▶ _Given problem_: Report each line of the data below that contains the string "legend", copying every such line in full. Case counts.

▶ _Exercise inputs_:
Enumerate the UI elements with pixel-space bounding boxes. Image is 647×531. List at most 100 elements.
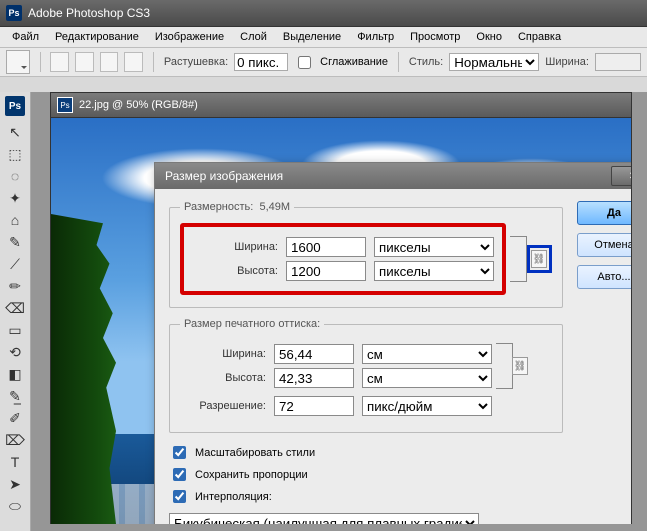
app-titlebar: Ps Adobe Photoshop CS3	[0, 0, 647, 27]
doc-width-label: Ширина:	[180, 348, 266, 360]
constrain-proportions-checkbox[interactable]: Сохранить пропорции	[169, 465, 563, 484]
crop-tool[interactable]: ⌂	[4, 210, 26, 230]
interpolation-select[interactable]: Бикубическая (наилучшая для плавных град…	[169, 513, 479, 524]
px-width-input[interactable]	[286, 237, 366, 257]
healing-tool[interactable]: ⟋	[4, 254, 26, 274]
new-selection-icon[interactable]	[50, 52, 69, 72]
eyedropper-tool[interactable]: ✎	[4, 232, 26, 252]
menu-window[interactable]: Окно	[468, 29, 510, 45]
px-width-unit-select[interactable]: пикселы	[374, 237, 494, 257]
style-label: Стиль:	[409, 56, 443, 68]
blur-tool[interactable]: ✎̲	[4, 386, 26, 406]
feather-input[interactable]	[234, 53, 288, 71]
menu-filter[interactable]: Фильтр	[349, 29, 402, 45]
separator	[153, 52, 154, 72]
px-width-label: Ширина:	[192, 241, 278, 253]
menu-select[interactable]: Выделение	[275, 29, 349, 45]
ok-button[interactable]: Да	[577, 201, 631, 225]
image-size-dialog: Размер изображения ✕ Размерность: 5,49M	[154, 162, 631, 524]
subtract-selection-icon[interactable]	[100, 52, 119, 72]
px-height-input[interactable]	[286, 261, 366, 281]
highlight-box: Ширина: пикселы Высота: пикселы	[180, 223, 506, 295]
px-height-unit-select[interactable]: пикселы	[374, 261, 494, 281]
width-label: Ширина:	[545, 56, 589, 68]
pixel-dimensions-legend: Размерность: 5,49M	[180, 201, 294, 213]
app-icon: Ps	[6, 5, 22, 21]
doc-width-input[interactable]	[274, 344, 354, 364]
tool-preset-picker[interactable]	[6, 50, 30, 74]
menu-layer[interactable]: Слой	[232, 29, 275, 45]
antialias-label: Сглаживание	[320, 56, 388, 68]
shape-tool[interactable]: ⬭	[4, 496, 26, 516]
constrain-label: Сохранить пропорции	[195, 469, 308, 481]
canvas[interactable]: Размер изображения ✕ Размерность: 5,49M	[51, 118, 631, 524]
document-window: Ps 22.jpg @ 50% (RGB/8#) Размер изображе…	[50, 92, 632, 524]
app-title: Adobe Photoshop CS3	[28, 6, 150, 20]
chain-link-icon[interactable]: ⛓	[531, 250, 547, 268]
separator	[398, 52, 399, 72]
doc-width-unit-select[interactable]: см	[362, 344, 492, 364]
menu-edit[interactable]: Редактирование	[47, 29, 147, 45]
pixel-dims-label: Размерность:	[184, 201, 253, 213]
wand-tool[interactable]: ✦	[4, 188, 26, 208]
menubar: Файл Редактирование Изображение Слой Выд…	[0, 27, 647, 48]
marquee-tool[interactable]: ⬚	[4, 144, 26, 164]
resolution-unit-select[interactable]: пикс/дюйм	[362, 396, 492, 416]
pixel-dimensions-group: Размерность: 5,49M Ширина: пикселы	[169, 201, 563, 308]
document-icon: Ps	[57, 97, 73, 113]
add-selection-icon[interactable]	[75, 52, 94, 72]
toolbox: Ps ↖ ⬚ ◌ ✦ ⌂ ✎ ⟋ ✏ ⌫ ▭ ⟲ ◧ ✎̲ ✐ ⌦ T ➤ ⬭	[0, 92, 31, 531]
move-tool[interactable]: ↖	[4, 122, 26, 142]
link-bracket	[510, 236, 527, 282]
resample-checkbox[interactable]: Интерполяция:	[169, 487, 563, 506]
dialog-left-pane: Размерность: 5,49M Ширина: пикселы	[169, 201, 563, 524]
dialog-body: Размерность: 5,49M Ширина: пикселы	[155, 189, 631, 524]
scale-styles-label: Масштабировать стили	[195, 447, 315, 459]
history-brush-tool[interactable]: ▭	[4, 320, 26, 340]
document-title: 22.jpg @ 50% (RGB/8#)	[79, 99, 198, 111]
dodge-tool[interactable]: ✐	[4, 408, 26, 428]
style-select[interactable]: Нормальный	[449, 53, 539, 71]
pen-tool[interactable]: ⌦	[4, 430, 26, 450]
dialog-close-button[interactable]: ✕	[611, 166, 631, 186]
path-tool[interactable]: ➤	[4, 474, 26, 494]
doc-height-label: Высота:	[180, 372, 266, 384]
ps-logo-icon: Ps	[5, 96, 25, 116]
lasso-tool[interactable]: ◌	[4, 166, 26, 186]
dialog-buttons: Да Отмена Авто...	[577, 201, 631, 524]
scale-styles-check[interactable]	[173, 446, 186, 459]
constrain-check[interactable]	[173, 468, 186, 481]
cancel-button[interactable]: Отмена	[577, 233, 631, 257]
scale-styles-checkbox[interactable]: Масштабировать стили	[169, 443, 563, 462]
doc-height-unit-select[interactable]: см	[362, 368, 492, 388]
image-trees-left	[51, 214, 116, 524]
px-height-label: Высота:	[192, 265, 278, 277]
stamp-tool[interactable]: ⌫	[4, 298, 26, 318]
brush-tool[interactable]: ✏	[4, 276, 26, 296]
menu-image[interactable]: Изображение	[147, 29, 232, 45]
intersect-selection-icon[interactable]	[124, 52, 143, 72]
resolution-label: Разрешение:	[180, 400, 266, 412]
resolution-input[interactable]	[274, 396, 354, 416]
dialog-titlebar[interactable]: Размер изображения ✕	[155, 163, 631, 189]
auto-button[interactable]: Авто...	[577, 265, 631, 289]
resample-label: Интерполяция:	[195, 491, 272, 503]
antialias-checkbox[interactable]: Сглаживание	[294, 53, 388, 72]
width-input[interactable]	[595, 53, 641, 71]
workspace: Ps ↖ ⬚ ◌ ✦ ⌂ ✎ ⟋ ✏ ⌫ ▭ ⟲ ◧ ✎̲ ✐ ⌦ T ➤ ⬭ …	[0, 92, 647, 531]
dialog-title: Размер изображения	[165, 169, 283, 183]
chain-link-icon[interactable]: ⛓	[512, 357, 528, 375]
eraser-tool[interactable]: ⟲	[4, 342, 26, 362]
type-tool[interactable]: T	[4, 452, 26, 472]
gradient-tool[interactable]: ◧	[4, 364, 26, 384]
feather-label: Растушевка:	[164, 56, 228, 68]
document-titlebar[interactable]: Ps 22.jpg @ 50% (RGB/8#)	[51, 93, 631, 118]
resample-check[interactable]	[173, 490, 186, 503]
antialias-check[interactable]	[298, 56, 311, 69]
separator	[40, 52, 41, 72]
doc-height-input[interactable]	[274, 368, 354, 388]
menu-file[interactable]: Файл	[4, 29, 47, 45]
menu-help[interactable]: Справка	[510, 29, 569, 45]
document-size-legend: Размер печатного оттиска:	[180, 318, 324, 330]
menu-view[interactable]: Просмотр	[402, 29, 468, 45]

▶ _Written solution_:
pixel-dimensions-legend: Размерность: 5,49M	[180, 201, 294, 213]
document-size-legend: Размер печатного оттиска:	[180, 318, 324, 330]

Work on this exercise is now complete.